Pick out each line of the records in which the word "They" appears.

Saved entries:
▼▼▼

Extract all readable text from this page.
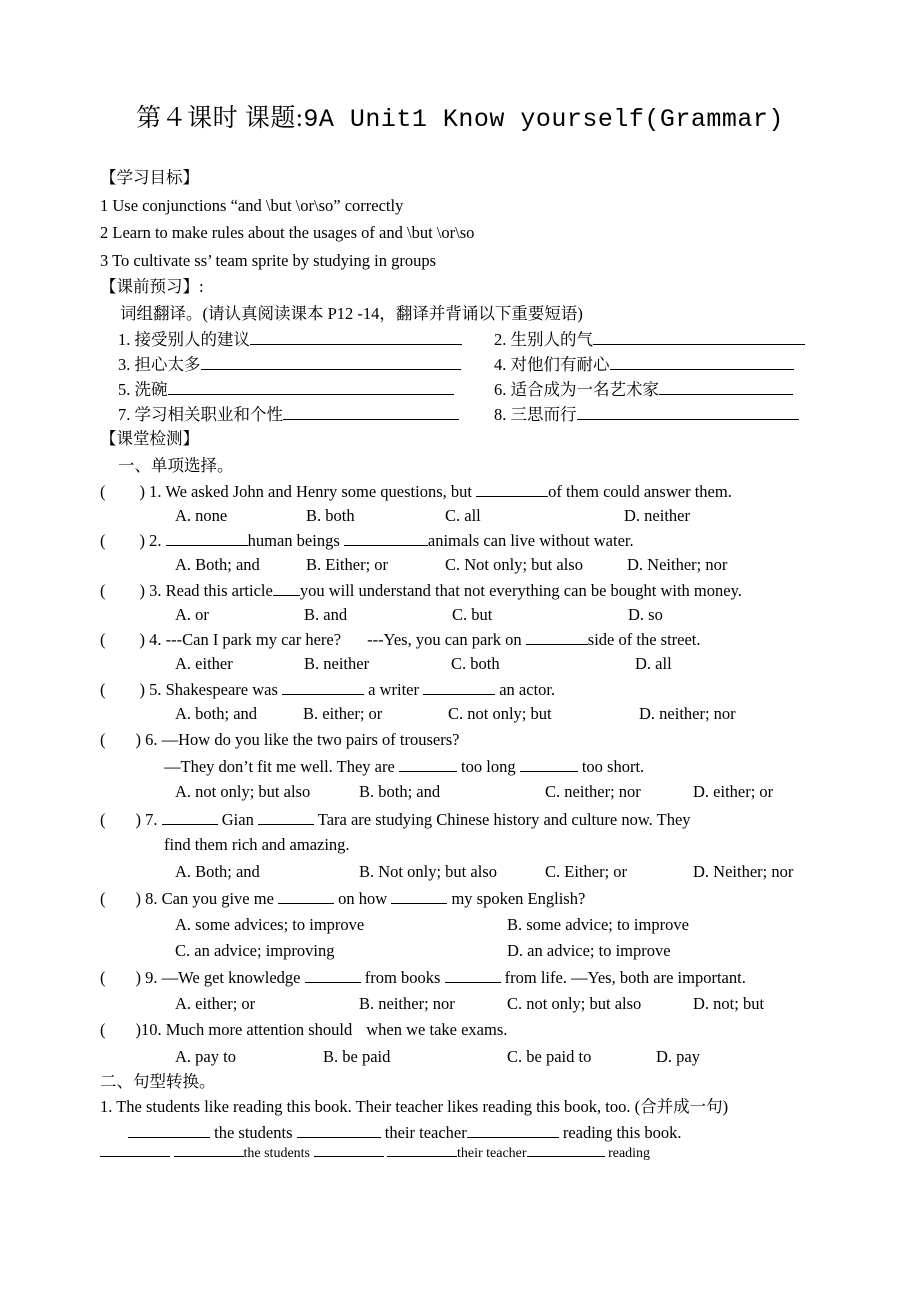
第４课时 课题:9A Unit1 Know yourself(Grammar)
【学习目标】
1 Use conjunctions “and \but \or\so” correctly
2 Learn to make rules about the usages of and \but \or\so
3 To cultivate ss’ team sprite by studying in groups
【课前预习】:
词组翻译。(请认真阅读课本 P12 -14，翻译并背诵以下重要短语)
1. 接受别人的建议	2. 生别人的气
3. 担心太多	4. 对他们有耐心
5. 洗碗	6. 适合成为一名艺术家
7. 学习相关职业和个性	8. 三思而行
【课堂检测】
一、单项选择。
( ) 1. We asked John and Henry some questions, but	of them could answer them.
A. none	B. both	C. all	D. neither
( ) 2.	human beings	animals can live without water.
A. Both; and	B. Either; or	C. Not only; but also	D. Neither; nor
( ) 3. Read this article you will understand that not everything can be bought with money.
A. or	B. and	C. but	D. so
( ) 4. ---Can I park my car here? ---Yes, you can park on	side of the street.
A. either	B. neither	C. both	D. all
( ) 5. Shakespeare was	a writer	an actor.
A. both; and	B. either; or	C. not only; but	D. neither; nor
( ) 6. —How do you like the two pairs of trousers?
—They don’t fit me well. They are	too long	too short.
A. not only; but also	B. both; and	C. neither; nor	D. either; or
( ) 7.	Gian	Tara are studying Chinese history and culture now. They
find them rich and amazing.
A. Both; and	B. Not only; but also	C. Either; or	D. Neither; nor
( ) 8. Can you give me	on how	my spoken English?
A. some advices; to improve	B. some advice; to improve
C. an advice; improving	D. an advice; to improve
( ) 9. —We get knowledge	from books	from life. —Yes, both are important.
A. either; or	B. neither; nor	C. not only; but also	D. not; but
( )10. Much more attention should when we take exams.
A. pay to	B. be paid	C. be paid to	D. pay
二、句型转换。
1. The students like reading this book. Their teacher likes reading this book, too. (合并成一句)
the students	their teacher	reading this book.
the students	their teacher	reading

▲▲▲

Correct answer:
—They don’t fit me well. They are	too long	too short.
( ) 7.	Gian	Tara are studying Chinese history and culture now. They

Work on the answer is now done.